#### WRITTEN EXERCISE
Your task is to quote the material that follows, in full and exactly.

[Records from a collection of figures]
◆ ◆ ◆ ◆

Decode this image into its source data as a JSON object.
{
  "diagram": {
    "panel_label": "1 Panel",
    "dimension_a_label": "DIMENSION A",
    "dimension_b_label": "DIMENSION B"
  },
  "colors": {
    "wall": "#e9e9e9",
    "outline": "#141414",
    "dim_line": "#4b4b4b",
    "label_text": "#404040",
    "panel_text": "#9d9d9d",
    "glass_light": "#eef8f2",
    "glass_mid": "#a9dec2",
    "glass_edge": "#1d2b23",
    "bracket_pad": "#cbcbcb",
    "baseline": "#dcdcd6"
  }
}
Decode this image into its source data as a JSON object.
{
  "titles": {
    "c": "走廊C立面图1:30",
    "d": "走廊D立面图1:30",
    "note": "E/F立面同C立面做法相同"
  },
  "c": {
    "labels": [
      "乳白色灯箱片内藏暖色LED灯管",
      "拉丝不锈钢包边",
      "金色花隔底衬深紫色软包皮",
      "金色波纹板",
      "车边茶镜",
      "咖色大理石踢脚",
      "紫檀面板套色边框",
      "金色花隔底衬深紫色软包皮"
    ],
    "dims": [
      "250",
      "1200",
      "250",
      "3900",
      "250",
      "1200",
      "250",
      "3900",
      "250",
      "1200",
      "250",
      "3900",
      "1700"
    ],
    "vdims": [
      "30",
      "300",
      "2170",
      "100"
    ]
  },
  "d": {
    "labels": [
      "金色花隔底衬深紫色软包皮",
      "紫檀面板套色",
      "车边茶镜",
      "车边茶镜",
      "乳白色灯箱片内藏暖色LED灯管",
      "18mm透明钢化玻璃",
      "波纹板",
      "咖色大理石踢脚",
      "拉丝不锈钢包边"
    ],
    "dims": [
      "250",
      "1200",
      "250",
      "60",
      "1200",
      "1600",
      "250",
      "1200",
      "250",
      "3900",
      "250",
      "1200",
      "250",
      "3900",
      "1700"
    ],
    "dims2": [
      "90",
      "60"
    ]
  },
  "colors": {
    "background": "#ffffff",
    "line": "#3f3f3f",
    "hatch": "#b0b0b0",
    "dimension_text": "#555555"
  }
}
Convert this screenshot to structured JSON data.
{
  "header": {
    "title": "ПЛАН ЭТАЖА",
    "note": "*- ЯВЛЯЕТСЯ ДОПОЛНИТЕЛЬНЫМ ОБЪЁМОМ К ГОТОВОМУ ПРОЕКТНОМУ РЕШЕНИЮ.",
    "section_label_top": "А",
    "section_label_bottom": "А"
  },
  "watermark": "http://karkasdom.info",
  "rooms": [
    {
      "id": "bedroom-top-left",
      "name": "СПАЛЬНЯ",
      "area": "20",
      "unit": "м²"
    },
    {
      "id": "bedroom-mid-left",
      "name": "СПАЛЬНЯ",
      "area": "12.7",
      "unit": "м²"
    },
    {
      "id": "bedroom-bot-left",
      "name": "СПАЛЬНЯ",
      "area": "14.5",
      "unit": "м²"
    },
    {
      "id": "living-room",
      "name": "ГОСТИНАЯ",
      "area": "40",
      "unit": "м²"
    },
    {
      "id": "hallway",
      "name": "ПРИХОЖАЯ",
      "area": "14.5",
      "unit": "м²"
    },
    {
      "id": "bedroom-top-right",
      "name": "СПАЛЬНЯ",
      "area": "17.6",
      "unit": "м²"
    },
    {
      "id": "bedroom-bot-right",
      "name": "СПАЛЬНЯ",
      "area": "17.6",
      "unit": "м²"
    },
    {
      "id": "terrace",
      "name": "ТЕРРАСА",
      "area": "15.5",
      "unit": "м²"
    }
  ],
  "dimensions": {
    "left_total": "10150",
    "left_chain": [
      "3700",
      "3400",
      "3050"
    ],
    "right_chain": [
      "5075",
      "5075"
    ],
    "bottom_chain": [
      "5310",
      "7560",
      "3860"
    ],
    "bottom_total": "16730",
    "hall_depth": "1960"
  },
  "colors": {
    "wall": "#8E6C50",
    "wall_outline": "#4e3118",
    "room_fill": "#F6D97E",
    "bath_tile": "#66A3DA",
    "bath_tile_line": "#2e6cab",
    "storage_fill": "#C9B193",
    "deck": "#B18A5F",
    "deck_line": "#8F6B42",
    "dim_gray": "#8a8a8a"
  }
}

◆ ◆ ◆ ◆

#### TASK OUTPUT
Decode this image into its source data as a JSON object.
{
  "diagram": {
    "panel_label": "1 Panel",
    "dimension_a_label": "DIMENSION A",
    "dimension_b_label": "DIMENSION B"
  },
  "colors": {
    "wall": "#e9e9e9",
    "outline": "#141414",
    "dim_line": "#4b4b4b",
    "label_text": "#404040",
    "panel_text": "#9d9d9d",
    "glass_light": "#eef8f2",
    "glass_mid": "#a9dec2",
    "glass_edge": "#1d2b23",
    "bracket_pad": "#cbcbcb",
    "baseline": "#dcdcd6"
  }
}
Decode this image into its source data as a JSON object.
{
  "titles": {
    "c": "走廊C立面图1:30",
    "d": "走廊D立面图1:30",
    "note": "E/F立面同C立面做法相同"
  },
  "c": {
    "labels": [
      "乳白色灯箱片内藏暖色LED灯管",
      "拉丝不锈钢包边",
      "金色花隔底衬深紫色软包皮",
      "金色波纹板",
      "车边茶镜",
      "咖色大理石踢脚",
      "紫檀面板套色边框",
      "金色花隔底衬深紫色软包皮"
    ],
    "dims": [
      "250",
      "1200",
      "250",
      "3900",
      "250",
      "1200",
      "250",
      "3900",
      "250",
      "1200",
      "250",
      "3900",
      "1700"
    ],
    "vdims": [
      "30",
      "300",
      "2170",
      "100"
    ]
  },
  "d": {
    "labels": [
      "金色花隔底衬深紫色软包皮",
      "紫檀面板套色",
      "车边茶镜",
      "车边茶镜",
      "乳白色灯箱片内藏暖色LED灯管",
      "18mm透明钢化玻璃",
      "波纹板",
      "咖色大理石踢脚",
      "拉丝不锈钢包边"
    ],
    "dims": [
      "250",
      "1200",
      "250",
      "60",
      "1200",
      "1600",
      "250",
      "1200",
      "250",
      "3900",
      "250",
      "1200",
      "250",
      "3900",
      "1700"
    ],
    "dims2": [
      "90",
      "60"
    ]
  },
  "colors": {
    "background": "#ffffff",
    "line": "#3f3f3f",
    "hatch": "#b0b0b0",
    "dimension_text": "#555555"
  }
}
Convert this screenshot to structured JSON data.
{
  "header": {
    "title": "ПЛАН ЭТАЖА",
    "note": "*- ЯВЛЯЕТСЯ ДОПОЛНИТЕЛЬНЫМ ОБЪЁМОМ К ГОТОВОМУ ПРОЕКТНОМУ РЕШЕНИЮ.",
    "section_label_top": "А",
    "section_label_bottom": "А"
  },
  "watermark": "http://karkasdom.info",
  "rooms": [
    {
      "id": "bedroom-top-left",
      "name": "СПАЛЬНЯ",
      "area": "20",
      "unit": "м²"
    },
    {
      "id": "bedroom-mid-left",
      "name": "СПАЛЬНЯ",
      "area": "12.7",
      "unit": "м²"
    },
    {
      "id": "bedroom-bot-left",
      "name": "СПАЛЬНЯ",
      "area": "14.5",
      "unit": "м²"
    },
    {
      "id": "living-room",
      "name": "ГОСТИНАЯ",
      "area": "40",
      "unit": "м²"
    },
    {
      "id": "hallway",
      "name": "ПРИХОЖАЯ",
      "area": "14.5",
      "unit": "м²"
    },
    {
      "id": "bedroom-top-right",
      "name": "СПАЛЬНЯ",
      "area": "17.6",
      "unit": "м²"
    },
    {
      "id": "bedroom-bot-right",
      "name": "СПАЛЬНЯ",
      "area": "17.6",
      "unit": "м²"
    },
    {
      "id": "terrace",
      "name": "ТЕРРАСА",
      "area": "15.5",
      "unit": "м²"
    }
  ],
  "dimensions": {
    "left_total": "10150",
    "left_chain": [
      "3700",
      "3400",
      "3050"
    ],
    "right_chain": [
      "5075",
      "5075"
    ],
    "bottom_chain": [
      "5310",
      "7560",
      "3860"
    ],
    "bottom_total": "16730",
    "hall_depth": "1960"
  },
  "colors": {
    "wall": "#8E6C50",
    "wall_outline": "#4e3118",
    "room_fill": "#F6D97E",
    "bath_tile": "#66A3DA",
    "bath_tile_line": "#2e6cab",
    "storage_fill": "#C9B193",
    "deck": "#B18A5F",
    "deck_line": "#8F6B42",
    "dim_gray": "#8a8a8a"
  }
}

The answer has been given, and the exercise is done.